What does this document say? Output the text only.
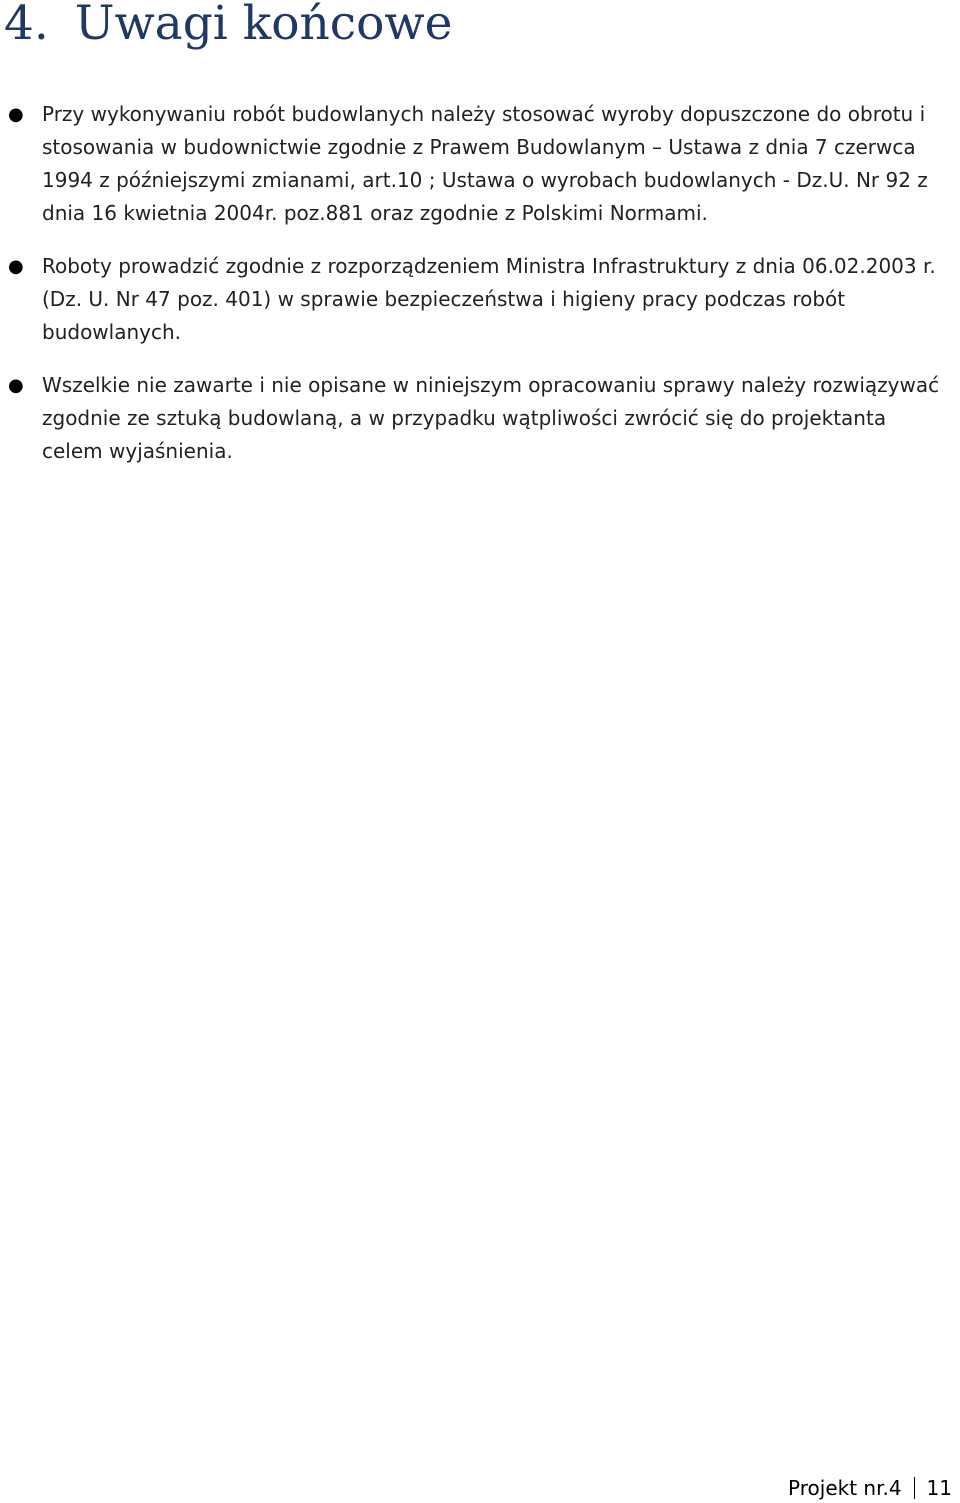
4. Uwagi końcowe
● Przy wykonywaniu robót budowlanych należy stosować wyroby dopuszczone do obrotu i stosowania w budownictwie zgodnie z Prawem Budowlanym – Ustawa z dnia 7 czerwca 1994 z późniejszymi zmianami, art.10 ; Ustawa o wyrobach budowlanych - Dz.U. Nr 92 z dnia 16 kwietnia 2004r. poz.881 oraz zgodnie z Polskimi Normami.
● Roboty prowadzić zgodnie z rozporządzeniem Ministra Infrastruktury z dnia 06.02.2003 r. (Dz. U. Nr 47 poz. 401) w sprawie bezpieczeństwa i higieny pracy podczas robót budowlanych.
● Wszelkie nie zawarte i nie opisane w niniejszym opracowaniu sprawy należy rozwiązywać zgodnie ze sztuką budowlaną, a w przypadku wątpliwości zwrócić się do projektanta celem wyjaśnienia.
Projekt nr.4 11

WORK REQUIRED
Without the pictures, reproduce every line of the records above exactly.

WRITTEN SOLUTION
What does this document say? Output the text only.
4. Uwagi końcowe
● Przy wykonywaniu robót budowlanych należy stosować wyroby dopuszczone do obrotu i stosowania w budownictwie zgodnie z Prawem Budowlanym – Ustawa z dnia 7 czerwca 1994 z późniejszymi zmianami, art.10 ; Ustawa o wyrobach budowlanych - Dz.U. Nr 92 z dnia 16 kwietnia 2004r. poz.881 oraz zgodnie z Polskimi Normami.
● Roboty prowadzić zgodnie z rozporządzeniem Ministra Infrastruktury z dnia 06.02.2003 r. (Dz. U. Nr 47 poz. 401) w sprawie bezpieczeństwa i higieny pracy podczas robót budowlanych.
● Wszelkie nie zawarte i nie opisane w niniejszym opracowaniu sprawy należy rozwiązywać zgodnie ze sztuką budowlaną, a w przypadku wątpliwości zwrócić się do projektanta celem wyjaśnienia.
Projekt nr.4 11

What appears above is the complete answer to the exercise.